Transcribe the listing in full, excluding any pictures.

■ **RECORDED INFORMATION**
**********
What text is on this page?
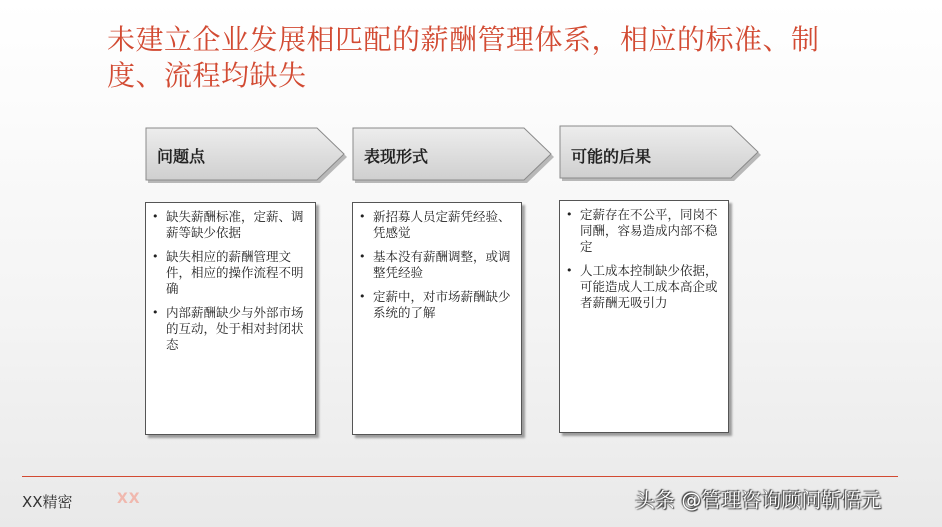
未建立企业发展相匹配的薪酬管理体系，相应的标准、制度、流程均缺失
问题点	表现形式	可能的后果
• 缺失薪酬标准，定薪、调薪等缺少依据
• 缺失相应的薪酬管理文件，相应的操作流程不明确
• 内部薪酬缺少与外部市场的互动，处于相对封闭状态
• 新招募人员定薪凭经验、凭感觉
• 基本没有薪酬调整，或调整凭经验
• 定薪中，对市场薪酬缺少系统的了解
• 定薪存在不公平，同岗不同酬，容易造成内部不稳定
• 人工成本控制缺少依据，可能造成人工成本高企或者薪酬无吸引力
XX精密	XX	头条 @管理咨询顾问靳悟元
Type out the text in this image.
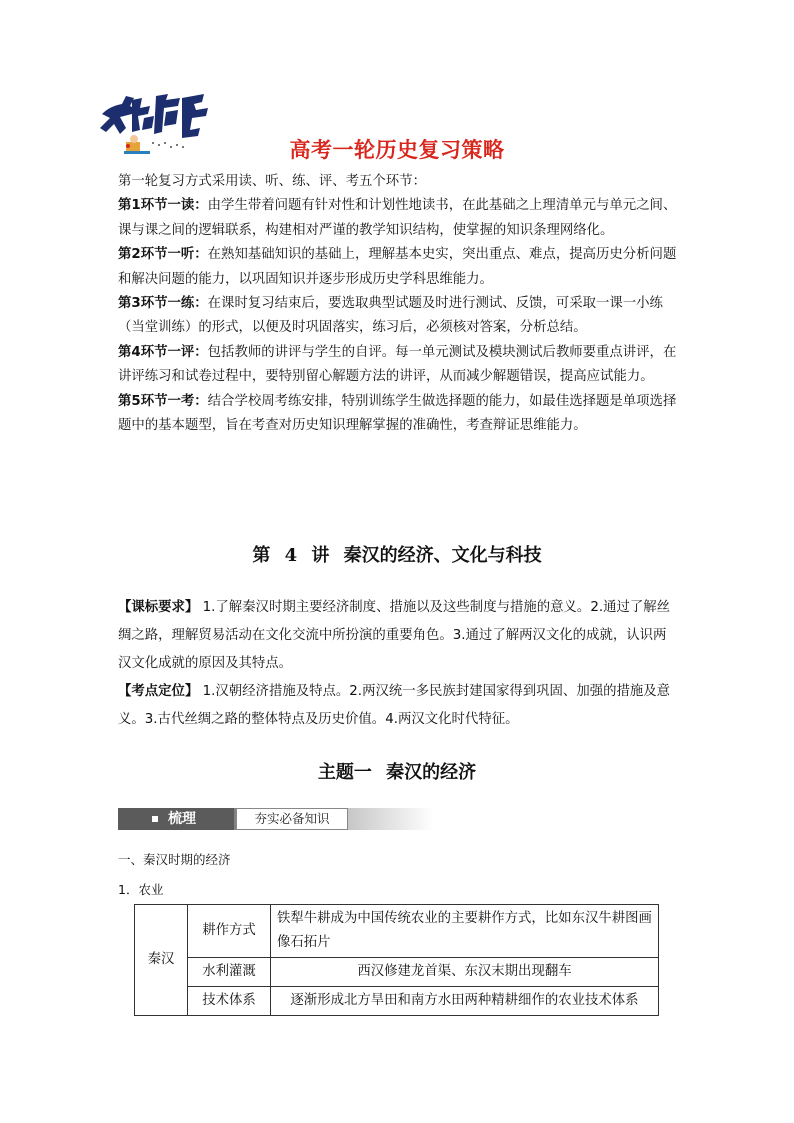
高考一轮历史复习策略

第一轮复习方式采用读、听、练、评、考五个环节：

第1环节一读：由学生带着问题有针对性和计划性地读书，在此基础之上理清单元与单元之间、课与课之间的逻辑联系，构建相对严谨的教学知识结构，使掌握的知识条理网络化。

第2环节一听：在熟知基础知识的基础上，理解基本史实，突出重点、难点，提高历史分析问题和解决问题的能力，以巩固知识并逐步形成历史学科思维能力。

第3环节一练：在课时复习结束后，要选取典型试题及时进行测试、反馈，可采取一课一小练（当堂训练）的形式，以便及时巩固落实，练习后，必须核对答案，分析总结。

第4环节一评：包括教师的讲评与学生的自评。每一单元测试及模块测试后教师要重点讲评，在讲评练习和试卷过程中，要特别留心解题方法的讲评，从而减少解题错误，提高应试能力。

第5环节一考：结合学校周考练安排，特别训练学生做选择题的能力，如最佳选择题是单项选择题中的基本题型，旨在考查对历史知识理解掌握的准确性，考查辩证思维能力。

第 4 讲 秦汉的经济、文化与科技

【课标要求】 1.了解秦汉时期主要经济制度、措施以及这些制度与措施的意义。2.通过了解丝绸之路，理解贸易活动在文化交流中所扮演的重要角色。3.通过了解两汉文化的成就，认识两汉文化成就的原因及其特点。

【考点定位】 1.汉朝经济措施及特点。2.两汉统一多民族封建国家得到巩固、加强的措施及意义。3.古代丝绸之路的整体特点及历史价值。4.两汉文化时代特征。

主题一 秦汉的经济
梳理	夯实必备知识
一、秦汉时期的经济
1．农业
秦汉	耕作方式	铁犁牛耕成为中国传统农业的主要耕作方式，比如东汉牛耕图画像石拓片
	水利灌溉	西汉修建龙首渠、东汉末期出现翻车
	技术体系	逐渐形成北方旱田和南方水田两种精耕细作的农业技术体系
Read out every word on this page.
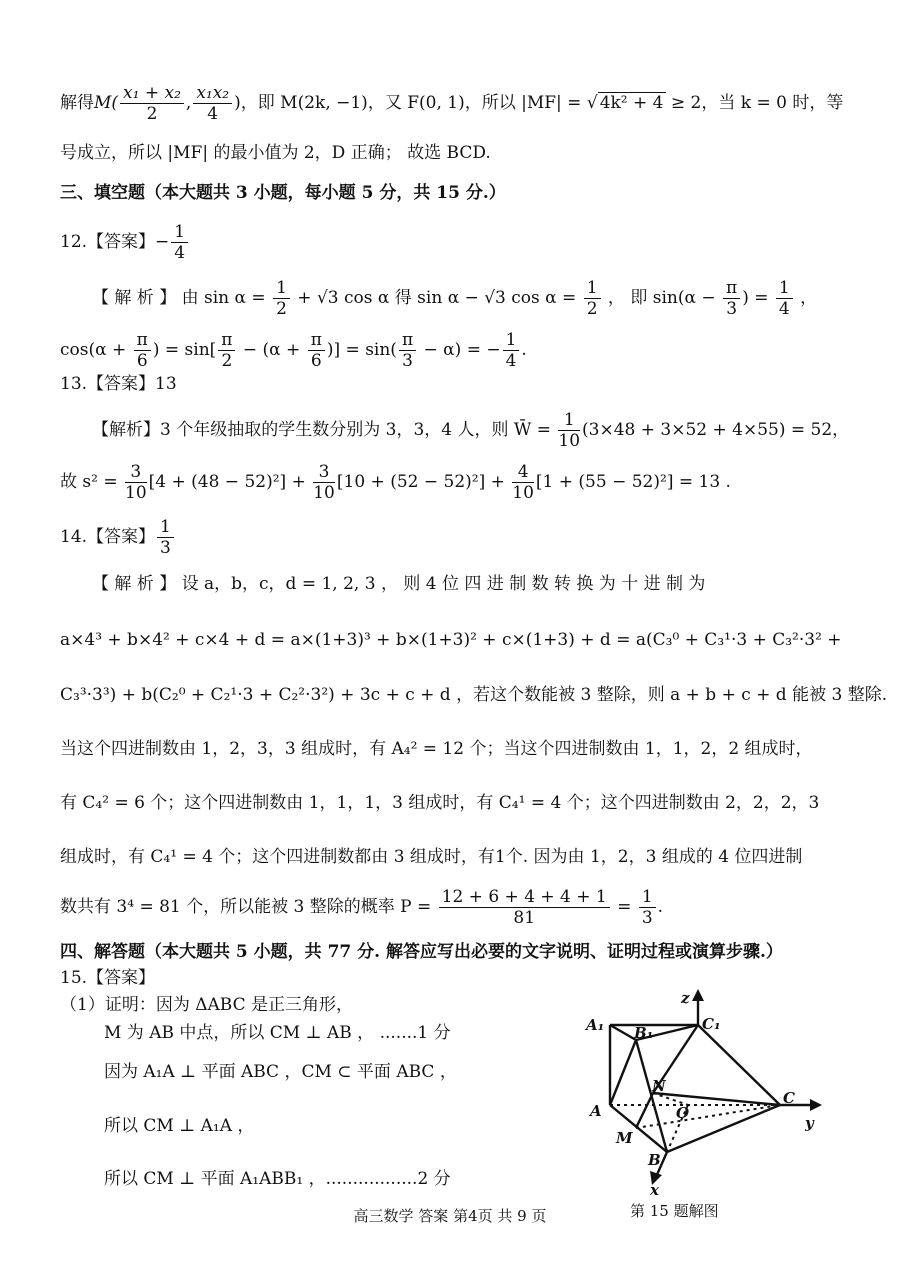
解得$M( \frac{\text{x₁ + x₂}}{2}$ , $\frac{\text{x₁x₂}}{4}$ )，即 M(2k, −1)，又 F(0, 1)，所以 |MF| = √ 4k² + 4 ≥ 2，当 k = 0 时，等
号成立，所以 |MF| 的最小值为 2，D 正确； 故选 BCD.
三、填空题（本大题共 3 小题，每小题 5 分，共 15 分.）
12.【答案】− $\frac{1}{4}$
【 解 析 】 由 $\sin \alpha = \frac{1}{2} + √3$ cos α 得 sin α − √3 $\cos \alpha = \frac{1}{2}$ ， 即 $\sin(\alpha - \frac{\pi}{3}$ ) = $\frac{1}{4}$ ，
$\cos(\alpha + \frac{\pi}{6}$ ) = $\sin[ \frac{\pi}{2} - (\alpha + \frac{\pi}{6}$ )] = $\sin( \frac{\pi}{3} - \alpha)$ = − $\frac{1}{4}$ .
13.【答案】13
【解析】3 个年级抽取的学生数分别为 3，3，4 人，则 W̄ = $\frac{1}{10} (3\times 48 + 3\times 52 + 4\times 55) = 52$，
故 $s^2 = \frac{3}{10} [4 + (48 - 52)^2] + \frac{3}{10} [10 + (52 - 52)^2] + \frac{4}{10} [1 + (55 - 52)^2] = 13$ .
14.【答案】 $\frac{1}{3}$
【 解 析 】 设 a，b，c，d = 1, 2, 3 ， 则 4 位 四 进 制 数 转 换 为 十 进 制 为
a×4³ + b×4² + c×4 + d = a×(1+3)³ + b×(1+3)² + c×(1+3) + d = a(C₃⁰ + C₃¹·3 + C₃²·3² +
C₃³·3³) + b(C₂⁰ + C₂¹·3 + C₂²·3²) + 3c + c + d ，若这个数能被 3 整除，则 a + b + c + d 能被 3 整除.
当这个四进制数由 1，2，3，3 组成时，有 A₄² = 12 个；当这个四进制数由 1，1，2，2 组成时，
有 C₄² = 6 个；这个四进制数由 1，1，1，3 组成时，有 C₄¹ = 4 个；这个四进制数由 2，2，2，3
组成时，有 C₄¹ = 4 个；这个四进制数都由 3 组成时，有1个. 因为由 1，2，3 组成的 4 位四进制
数共有 3⁴ = 81 个，所以能被 3 整除的概率 $P = \frac{12 + 6 + 4 + 4 + 1}{81} = \frac{1}{3}$ .
四、解答题（本大题共 5 小题，共 77 分. 解答应写出必要的文字说明、证明过程或演算步骤.）
15.【答案】
（1）证明：因为 ΔABC 是正三角形，
M 为 AB 中点，所以 CM ⊥ AB ， .......1 分
因为 A₁A ⊥ 平面 ABC ，CM ⊂ 平面 ABC ，
所以 CM ⊥ A₁A ，
所以 CM ⊥ 平面 A₁ABB₁ ，.................2 分
z
A₁ B₁	C₁
N
A	O
C
y
M
B
x
第 15 题解图
高三数学 答案 第4页 共 9 页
**********
■ **SOLUTION FOR THIS TASK**
What text is on this page?
未建立企业发展相匹配的薪酬管理体系，相应的标准、制度、流程均缺失
问题点	表现形式	可能的后果
• 缺失薪酬标准，定薪、调薪等缺少依据
• 缺失相应的薪酬管理文件，相应的操作流程不明确
• 内部薪酬缺少与外部市场的互动，处于相对封闭状态
• 新招募人员定薪凭经验、凭感觉
• 基本没有薪酬调整，或调整凭经验
• 定薪中，对市场薪酬缺少系统的了解
• 定薪存在不公平，同岗不同酬，容易造成内部不稳定
• 人工成本控制缺少依据，可能造成人工成本高企或者薪酬无吸引力
XX精密	XX	头条 @管理咨询顾问靳悟元
Type out the text in this image.
高考一轮历史复习策略

第一轮复习方式采用读、听、练、评、考五个环节：

第1环节一读：由学生带着问题有针对性和计划性地读书，在此基础之上理清单元与单元之间、课与课之间的逻辑联系，构建相对严谨的教学知识结构，使掌握的知识条理网络化。

第2环节一听：在熟知基础知识的基础上，理解基本史实，突出重点、难点，提高历史分析问题和解决问题的能力，以巩固知识并逐步形成历史学科思维能力。

第3环节一练：在课时复习结束后，要选取典型试题及时进行测试、反馈，可采取一课一小练（当堂训练）的形式，以便及时巩固落实，练习后，必须核对答案，分析总结。

第4环节一评：包括教师的讲评与学生的自评。每一单元测试及模块测试后教师要重点讲评，在讲评练习和试卷过程中，要特别留心解题方法的讲评，从而减少解题错误，提高应试能力。

第5环节一考：结合学校周考练安排，特别训练学生做选择题的能力，如最佳选择题是单项选择题中的基本题型，旨在考查对历史知识理解掌握的准确性，考查辩证思维能力。

第 4 讲 秦汉的经济、文化与科技

【课标要求】 1.了解秦汉时期主要经济制度、措施以及这些制度与措施的意义。2.通过了解丝绸之路，理解贸易活动在文化交流中所扮演的重要角色。3.通过了解两汉文化的成就，认识两汉文化成就的原因及其特点。

【考点定位】 1.汉朝经济措施及特点。2.两汉统一多民族封建国家得到巩固、加强的措施及意义。3.古代丝绸之路的整体特点及历史价值。4.两汉文化时代特征。

主题一 秦汉的经济
梳理	夯实必备知识
一、秦汉时期的经济
1．农业
秦汉	耕作方式	铁犁牛耕成为中国传统农业的主要耕作方式，比如东汉牛耕图画像石拓片
	水利灌溉	西汉修建龙首渠、东汉末期出现翻车
	技术体系	逐渐形成北方旱田和南方水田两种精耕细作的农业技术体系
Read out every word on this page.
解得$M( \frac{\text{x₁ + x₂}}{2}$ , $\frac{\text{x₁x₂}}{4}$ )，即 M(2k, −1)，又 F(0, 1)，所以 |MF| = √ 4k² + 4 ≥ 2，当 k = 0 时，等
号成立，所以 |MF| 的最小值为 2，D 正确； 故选 BCD.
三、填空题（本大题共 3 小题，每小题 5 分，共 15 分.）
12.【答案】− $\frac{1}{4}$
【 解 析 】 由 $\sin \alpha = \frac{1}{2} + √3$ cos α 得 sin α − √3 $\cos \alpha = \frac{1}{2}$ ， 即 $\sin(\alpha - \frac{\pi}{3}$ ) = $\frac{1}{4}$ ，
$\cos(\alpha + \frac{\pi}{6}$ ) = $\sin[ \frac{\pi}{2} - (\alpha + \frac{\pi}{6}$ )] = $\sin( \frac{\pi}{3} - \alpha)$ = − $\frac{1}{4}$ .
13.【答案】13
【解析】3 个年级抽取的学生数分别为 3，3，4 人，则 W̄ = $\frac{1}{10} (3\times 48 + 3\times 52 + 4\times 55) = 52$，
故 $s^2 = \frac{3}{10} [4 + (48 - 52)^2] + \frac{3}{10} [10 + (52 - 52)^2] + \frac{4}{10} [1 + (55 - 52)^2] = 13$ .
14.【答案】 $\frac{1}{3}$
【 解 析 】 设 a，b，c，d = 1, 2, 3 ， 则 4 位 四 进 制 数 转 换 为 十 进 制 为
a×4³ + b×4² + c×4 + d = a×(1+3)³ + b×(1+3)² + c×(1+3) + d = a(C₃⁰ + C₃¹·3 + C₃²·3² +
C₃³·3³) + b(C₂⁰ + C₂¹·3 + C₂²·3²) + 3c + c + d ，若这个数能被 3 整除，则 a + b + c + d 能被 3 整除.
当这个四进制数由 1，2，3，3 组成时，有 A₄² = 12 个；当这个四进制数由 1，1，2，2 组成时，
有 C₄² = 6 个；这个四进制数由 1，1，1，3 组成时，有 C₄¹ = 4 个；这个四进制数由 2，2，2，3
组成时，有 C₄¹ = 4 个；这个四进制数都由 3 组成时，有1个. 因为由 1，2，3 组成的 4 位四进制
数共有 3⁴ = 81 个，所以能被 3 整除的概率 $P = \frac{12 + 6 + 4 + 4 + 1}{81} = \frac{1}{3}$ .
四、解答题（本大题共 5 小题，共 77 分. 解答应写出必要的文字说明、证明过程或演算步骤.）
15.【答案】
（1）证明：因为 ΔABC 是正三角形，
M 为 AB 中点，所以 CM ⊥ AB ， .......1 分
因为 A₁A ⊥ 平面 ABC ，CM ⊂ 平面 ABC ，
所以 CM ⊥ A₁A ，
所以 CM ⊥ 平面 A₁ABB₁ ，.................2 分
z
A₁ B₁	C₁
N
A	O
C
y
M
B
x
第 15 题解图
高三数学 答案 第4页 共 9 页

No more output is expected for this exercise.